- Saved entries
+ + + + +

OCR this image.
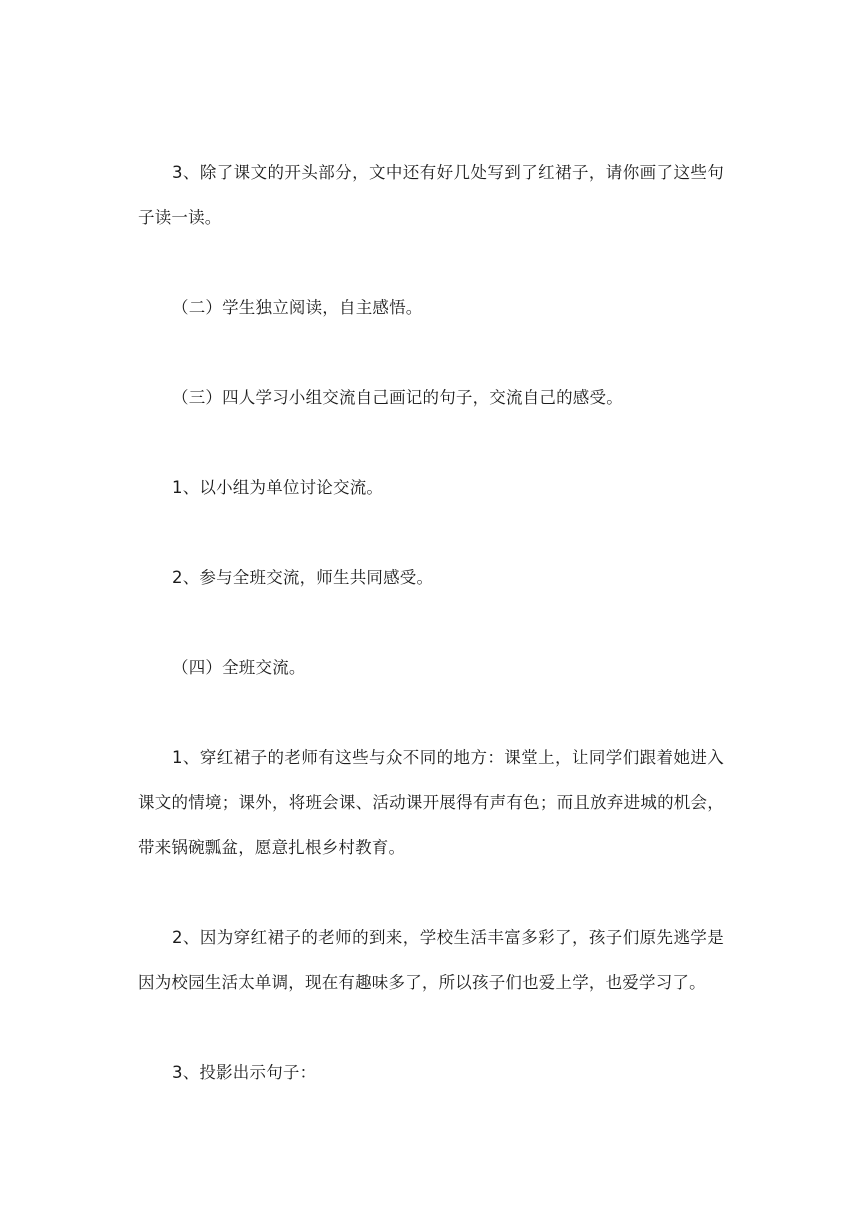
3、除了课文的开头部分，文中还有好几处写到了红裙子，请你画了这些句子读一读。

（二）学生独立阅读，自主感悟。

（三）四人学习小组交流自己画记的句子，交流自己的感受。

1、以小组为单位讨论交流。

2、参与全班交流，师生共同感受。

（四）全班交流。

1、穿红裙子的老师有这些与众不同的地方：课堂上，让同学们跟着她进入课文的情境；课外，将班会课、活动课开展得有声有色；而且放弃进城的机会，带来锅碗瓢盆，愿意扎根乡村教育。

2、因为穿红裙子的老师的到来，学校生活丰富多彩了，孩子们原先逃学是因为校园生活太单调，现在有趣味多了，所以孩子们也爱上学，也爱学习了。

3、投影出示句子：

+ + + + +

Output every entry exactly as given; pictures are not part of the copy.

- THE RESULT
OCR this image.
3、除了课文的开头部分，文中还有好几处写到了红裙子，请你画了这些句子读一读。

（二）学生独立阅读，自主感悟。

（三）四人学习小组交流自己画记的句子，交流自己的感受。

1、以小组为单位讨论交流。

2、参与全班交流，师生共同感受。

（四）全班交流。

1、穿红裙子的老师有这些与众不同的地方：课堂上，让同学们跟着她进入课文的情境；课外，将班会课、活动课开展得有声有色；而且放弃进城的机会，带来锅碗瓢盆，愿意扎根乡村教育。

2、因为穿红裙子的老师的到来，学校生活丰富多彩了，孩子们原先逃学是因为校园生活太单调，现在有趣味多了，所以孩子们也爱上学，也爱学习了。

3、投影出示句子：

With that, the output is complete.